Source ->
* BEGIN *

ThermalNeRF: Thermal Radiance Fields

Webpage | Paper

This repository contains the official authors' implementation associated with the paper ThermalNeRF: Thermal Radiance Fields.

Abstract: Thermal imaging has a variety of applications, from agricultural monitoring to building inspection to imaging under poor visibility, such as in low light, fog, and rain. However, reconstructing thermal scenes in 3D presents several challenges due to the comparatively lower resolution and limited features present in long-wave infrared (LWIR) images. To overcome these challenges, we propose a unified framework for scene reconstruction from a set of LWIR and RGB images, using a multispectral radiance field to represent a scene viewed by both visible and infrared cameras, thus leveraging information across both spectra. We calibrate the RGB and infrared cameras with respect to each other, as a preprocessing step using a simple calibration target. We demonstrate our method on real-world sets of RGB and LWIR photographs captured from a handheld thermal camera, showing the effectiveness of our method at scene representation across the visible and infrared spectra. We show that our method is capable of thermal super-resolution, as well as visually removing obstacles to reveal objects that are occluded in either the RGB or thermal channels.

This work's codebase is built on top of the Nerfstudio project. As a result, the official Nerfstudio documentation might also be a helpful resource for any additional questions unanswered by this document, which also adapts parts of the Nerfstudio README.

Setup

Prerequisites

You must have an NVIDIA video card with CUDA installed on the system. This project has been tested with version 11.8 of CUDA.

Create environment

This project requires python >= 3.8. We recommend using conda to manage dependencies.

conda create --name thermalnerf -y python=3.8
conda activate thermalnerf 
python -m pip install --upgrade pip

Dependencies

Install PyTorch with CUDA (this repo has been tested with CUDA 11.8) and tiny-cuda-nn. cuda-toolkit is required for building tiny-cuda-nn.

For CUDA 11.8:

pip install torch==2.1.2+cu118 torchvision==0.16.2+cu118 --extra-index-url https://download.pytorch.org/whl/cu118

conda install -c "nvidia/label/cuda-11.8.0" cuda-toolkit
pip install ninja git+https://github.com/NVlabs/tiny-cuda-nn/#subdirectory=bindings/torch

Additionally, install COLMAP:

conda install -c conda-forge colmap

Installing

git clone git@github.com:yvette256/nerfstudio-thermal.git
cd nerfstudio-thermal
pip install --upgrade pip setuptools
pip install -e .

* END *

Extracted information ->
* BEGIN *

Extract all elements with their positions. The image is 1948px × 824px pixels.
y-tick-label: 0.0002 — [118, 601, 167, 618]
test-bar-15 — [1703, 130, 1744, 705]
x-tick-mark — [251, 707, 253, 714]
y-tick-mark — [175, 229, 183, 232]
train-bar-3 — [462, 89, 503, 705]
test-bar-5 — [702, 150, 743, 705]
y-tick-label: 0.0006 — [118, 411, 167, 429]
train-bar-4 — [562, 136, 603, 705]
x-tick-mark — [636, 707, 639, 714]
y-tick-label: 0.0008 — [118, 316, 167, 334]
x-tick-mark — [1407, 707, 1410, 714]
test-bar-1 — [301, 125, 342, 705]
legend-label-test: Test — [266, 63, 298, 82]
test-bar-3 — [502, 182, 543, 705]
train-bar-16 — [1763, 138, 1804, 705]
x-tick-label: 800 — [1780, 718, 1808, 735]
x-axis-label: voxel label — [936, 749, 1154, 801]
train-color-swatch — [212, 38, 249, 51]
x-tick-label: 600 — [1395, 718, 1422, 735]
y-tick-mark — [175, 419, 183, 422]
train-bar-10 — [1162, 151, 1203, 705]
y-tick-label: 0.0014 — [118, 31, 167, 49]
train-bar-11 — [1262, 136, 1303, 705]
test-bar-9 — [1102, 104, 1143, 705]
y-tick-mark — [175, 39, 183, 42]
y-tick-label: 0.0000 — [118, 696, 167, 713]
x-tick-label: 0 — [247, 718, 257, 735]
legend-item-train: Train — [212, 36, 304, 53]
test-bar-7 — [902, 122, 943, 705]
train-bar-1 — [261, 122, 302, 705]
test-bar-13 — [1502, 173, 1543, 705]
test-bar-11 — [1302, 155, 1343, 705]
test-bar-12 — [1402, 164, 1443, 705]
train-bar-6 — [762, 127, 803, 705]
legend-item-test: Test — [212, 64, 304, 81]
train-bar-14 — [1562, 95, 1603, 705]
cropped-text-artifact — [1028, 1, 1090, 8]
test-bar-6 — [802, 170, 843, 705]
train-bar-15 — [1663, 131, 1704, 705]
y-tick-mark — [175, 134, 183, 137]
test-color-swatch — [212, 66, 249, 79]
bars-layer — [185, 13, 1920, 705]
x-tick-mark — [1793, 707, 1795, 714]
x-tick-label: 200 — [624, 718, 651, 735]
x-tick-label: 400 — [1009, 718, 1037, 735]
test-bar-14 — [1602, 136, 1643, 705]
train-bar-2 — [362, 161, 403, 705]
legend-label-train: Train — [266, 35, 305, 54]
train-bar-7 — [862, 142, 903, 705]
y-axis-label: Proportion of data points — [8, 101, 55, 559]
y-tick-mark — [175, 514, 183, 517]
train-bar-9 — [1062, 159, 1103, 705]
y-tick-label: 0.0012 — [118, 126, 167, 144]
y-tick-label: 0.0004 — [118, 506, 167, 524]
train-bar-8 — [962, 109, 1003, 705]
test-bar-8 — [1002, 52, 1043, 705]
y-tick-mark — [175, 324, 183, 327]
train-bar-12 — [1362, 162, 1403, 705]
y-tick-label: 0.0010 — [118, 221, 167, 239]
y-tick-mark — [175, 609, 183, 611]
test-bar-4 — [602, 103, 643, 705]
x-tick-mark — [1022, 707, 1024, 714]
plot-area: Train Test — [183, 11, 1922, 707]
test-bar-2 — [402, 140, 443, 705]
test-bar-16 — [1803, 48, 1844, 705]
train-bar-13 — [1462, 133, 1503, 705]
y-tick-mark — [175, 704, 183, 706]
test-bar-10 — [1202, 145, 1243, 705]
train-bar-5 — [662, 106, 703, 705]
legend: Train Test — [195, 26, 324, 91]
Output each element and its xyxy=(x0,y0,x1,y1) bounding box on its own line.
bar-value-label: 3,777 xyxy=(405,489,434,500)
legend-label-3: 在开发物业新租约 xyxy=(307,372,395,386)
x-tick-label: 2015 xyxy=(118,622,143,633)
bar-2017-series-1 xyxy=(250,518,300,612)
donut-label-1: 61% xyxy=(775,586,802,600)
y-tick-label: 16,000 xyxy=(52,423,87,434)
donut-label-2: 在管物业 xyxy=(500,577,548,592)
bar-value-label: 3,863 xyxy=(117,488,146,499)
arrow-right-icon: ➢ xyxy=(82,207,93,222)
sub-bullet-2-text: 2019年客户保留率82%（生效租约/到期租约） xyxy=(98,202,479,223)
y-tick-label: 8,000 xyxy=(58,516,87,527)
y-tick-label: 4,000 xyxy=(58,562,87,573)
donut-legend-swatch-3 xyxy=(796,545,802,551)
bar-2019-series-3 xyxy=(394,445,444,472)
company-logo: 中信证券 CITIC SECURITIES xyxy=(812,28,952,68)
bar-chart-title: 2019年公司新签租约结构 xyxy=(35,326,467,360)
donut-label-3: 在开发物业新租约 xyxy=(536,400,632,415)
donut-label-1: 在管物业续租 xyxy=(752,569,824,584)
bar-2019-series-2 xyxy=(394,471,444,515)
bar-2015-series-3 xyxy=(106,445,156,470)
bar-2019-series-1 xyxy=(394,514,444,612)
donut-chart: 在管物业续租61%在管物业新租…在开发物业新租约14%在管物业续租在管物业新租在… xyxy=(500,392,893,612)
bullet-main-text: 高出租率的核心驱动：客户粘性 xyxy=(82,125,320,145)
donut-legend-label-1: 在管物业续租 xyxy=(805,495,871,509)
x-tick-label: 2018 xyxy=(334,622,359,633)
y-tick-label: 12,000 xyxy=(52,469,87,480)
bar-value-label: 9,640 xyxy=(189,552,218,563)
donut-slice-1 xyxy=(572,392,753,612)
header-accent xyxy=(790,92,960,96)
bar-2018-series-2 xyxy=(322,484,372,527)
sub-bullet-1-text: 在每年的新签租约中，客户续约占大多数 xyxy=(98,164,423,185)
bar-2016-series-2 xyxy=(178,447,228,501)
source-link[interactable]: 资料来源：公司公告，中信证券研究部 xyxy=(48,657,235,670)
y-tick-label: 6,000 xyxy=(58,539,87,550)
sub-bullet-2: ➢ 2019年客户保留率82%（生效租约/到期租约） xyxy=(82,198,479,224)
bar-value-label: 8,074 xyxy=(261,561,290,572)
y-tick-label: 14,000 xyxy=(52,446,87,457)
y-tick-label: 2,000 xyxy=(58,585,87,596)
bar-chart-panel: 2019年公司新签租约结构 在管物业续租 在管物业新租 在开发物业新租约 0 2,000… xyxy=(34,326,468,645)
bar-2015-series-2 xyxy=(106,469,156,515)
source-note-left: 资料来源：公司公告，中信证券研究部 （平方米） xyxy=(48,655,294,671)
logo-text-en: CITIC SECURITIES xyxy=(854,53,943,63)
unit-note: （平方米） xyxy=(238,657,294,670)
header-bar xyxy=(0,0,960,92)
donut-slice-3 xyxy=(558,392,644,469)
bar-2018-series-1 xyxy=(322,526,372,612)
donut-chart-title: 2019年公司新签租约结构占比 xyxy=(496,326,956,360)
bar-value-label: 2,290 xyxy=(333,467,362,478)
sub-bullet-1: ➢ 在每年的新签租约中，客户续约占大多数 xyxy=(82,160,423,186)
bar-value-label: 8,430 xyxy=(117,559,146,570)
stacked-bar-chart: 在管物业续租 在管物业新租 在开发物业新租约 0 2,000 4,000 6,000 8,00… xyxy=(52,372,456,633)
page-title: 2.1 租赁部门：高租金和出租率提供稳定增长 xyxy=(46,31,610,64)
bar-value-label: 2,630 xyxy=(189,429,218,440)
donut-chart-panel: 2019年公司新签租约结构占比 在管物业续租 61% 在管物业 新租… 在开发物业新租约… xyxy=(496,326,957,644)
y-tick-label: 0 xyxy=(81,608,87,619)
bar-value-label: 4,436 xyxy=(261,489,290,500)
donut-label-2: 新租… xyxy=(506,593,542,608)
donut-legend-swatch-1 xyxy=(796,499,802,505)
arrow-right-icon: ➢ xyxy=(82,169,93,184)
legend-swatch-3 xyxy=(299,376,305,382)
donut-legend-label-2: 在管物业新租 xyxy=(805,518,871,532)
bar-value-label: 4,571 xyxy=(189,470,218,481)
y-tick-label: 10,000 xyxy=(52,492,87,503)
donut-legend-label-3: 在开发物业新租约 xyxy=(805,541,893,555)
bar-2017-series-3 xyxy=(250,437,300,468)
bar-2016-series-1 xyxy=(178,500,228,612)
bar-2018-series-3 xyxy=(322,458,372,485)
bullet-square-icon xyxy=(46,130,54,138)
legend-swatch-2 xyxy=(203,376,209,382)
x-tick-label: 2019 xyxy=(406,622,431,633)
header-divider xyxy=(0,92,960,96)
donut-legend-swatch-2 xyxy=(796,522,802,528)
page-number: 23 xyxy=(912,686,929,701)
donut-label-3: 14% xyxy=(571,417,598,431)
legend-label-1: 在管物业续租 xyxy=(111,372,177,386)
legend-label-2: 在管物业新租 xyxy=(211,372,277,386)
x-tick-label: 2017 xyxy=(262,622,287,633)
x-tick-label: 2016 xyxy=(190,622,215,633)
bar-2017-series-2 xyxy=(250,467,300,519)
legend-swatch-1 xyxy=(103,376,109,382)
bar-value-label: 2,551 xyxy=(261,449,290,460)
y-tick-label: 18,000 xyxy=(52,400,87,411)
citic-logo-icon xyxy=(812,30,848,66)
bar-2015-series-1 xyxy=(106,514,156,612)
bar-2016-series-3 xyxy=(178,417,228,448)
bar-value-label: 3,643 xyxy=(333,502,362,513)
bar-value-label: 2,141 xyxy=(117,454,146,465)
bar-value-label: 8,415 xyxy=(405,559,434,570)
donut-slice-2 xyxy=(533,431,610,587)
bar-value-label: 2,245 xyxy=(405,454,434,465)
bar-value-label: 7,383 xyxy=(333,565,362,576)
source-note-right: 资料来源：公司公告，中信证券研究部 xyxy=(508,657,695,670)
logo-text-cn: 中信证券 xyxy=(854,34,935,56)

* END *

To be done ->
1/ Answer these from the ThermalNeRF README:
(a) Which version of CUDA has the project been tested with?
(b) Which project is the codebase built on top of?
(c) What do the authors use to calibrate the RGB and infrared cameras with respect to each other?
2/ Carry on writing the ThermalNeRF README, starting after its final install command.

Task results ->
1/
(a) Version 11.8.
(b) The Nerfstudio project.
(c) A simple calibration target, as a preprocessing step.

2/
Running

Processing data

To process FLIR images (in a directory FLIR_DATA_PATH) for training, run the following command. This command computes the RGB and thermal camera intrinsics/extrinsics using the calibration images in CALIBRATION_DATA_PATH and populates the directory DATA_PATH.

python ns-process-data rgbt --data FLIR_DATA_PATH --output-dir DATA_PATH --calibration-data CALIBRATION_DATA_PATH

IMPORTANT: This script does currently hard-code some assumptions. Changing the hard-coded nature of these quirks is on our to-do list, but in the meantime, users should know about the following:

The calibration pattern of the target we used (4 x 11 asymmetric grid of circular cutouts, each with a diameter of 15mm and a center-center distance of 38mm) is hard-coded in this function. If you wish to use your own custom calibration pattern, you will need to edit the code in the function.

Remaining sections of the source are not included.